Übungsaufgaben:
1 - Geben Sie aus dem Beitrag zur Rufbereitschaft den Abschnitt zwischen „D.h. 1. Elektriker“ und „angerufen werden darf.“ einschließlich beider Stellen wortgetreu wieder.
2 - Führen Sie den Beitrag zur Rufbereitschaft im Anschluss an seinen letzten Satz weiter.

Dokumenttext:
● ● ● ● ● ● ●
# Rufbereitschaft



## mitchih (18 April 2008)

Hallo Kollegen,
ich habe mal eine Frage,
bei meiner Firma wird im 7 Tage Modell Contischicht gearbeitet. Da nur noch 2 Elektriker da sind sollen diese jetzt Bereitschaft machen.
Losgehen ist dann nicht da man zeitnah an der Firma zu sein hat.

D.h. 1. Elektriker von Mo-So und dann Wechsel.

Nachteil jedes 2. WE ist im Arsch die ganze Woche ist im Arsch da ich zu jeder Tages und NAchtzeit und wegen jeder Kleinigkeit angerufen werden darf.

Mal abgesehen davon das ich keine Lust auf das oben beschriebene habe, welche Vergütng haltet ihr in diesem Fall für angemessen bzw. welche vergütung bekommt ihr für eure Bereitschaft.
● ● ● ● ● ● ●
Vorliegendes Material:
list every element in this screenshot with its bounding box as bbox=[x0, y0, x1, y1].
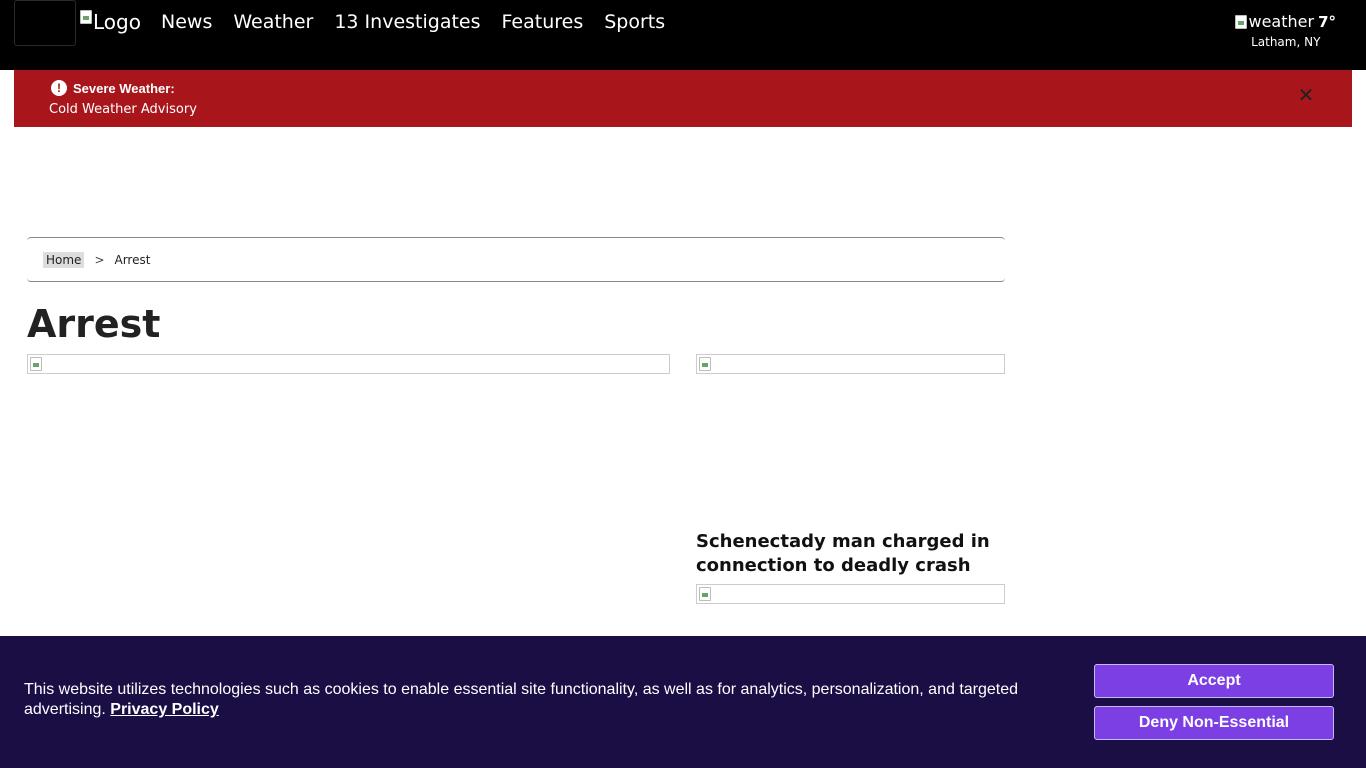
● ● ● ● ● ● ●
Antworten:
1 -
D.h. 1. Elektriker von Mo-So und dann Wechsel.

Nachteil jedes 2. WE ist im Arsch die ganze Woche ist im Arsch da ich zu jeder Tages und NAchtzeit und wegen jeder Kleinigkeit angerufen werden darf.

2 -
Hatte einen anderen Thread gefunden, nur musste da keiner am WE bereitschaft machen. 


Danke für eure Infos


----------



## AUDSUPERUSER (18 April 2008)

Ich hab früher mal Bereitschaft mit 2 Kollegen gemacht.
Auch wie Du schreibst, Mo-Fr nach Feierabend und das WE
Dafür gabs damals ca 350€ im Monat.
Allerdings wurden die Anrufe von einem Kollegen in der Leitstelle gefiltert, d.h. ein Techniker hat entschieden, ob das Problem auch bis Morgen während der Arbeitszeit zeit hat.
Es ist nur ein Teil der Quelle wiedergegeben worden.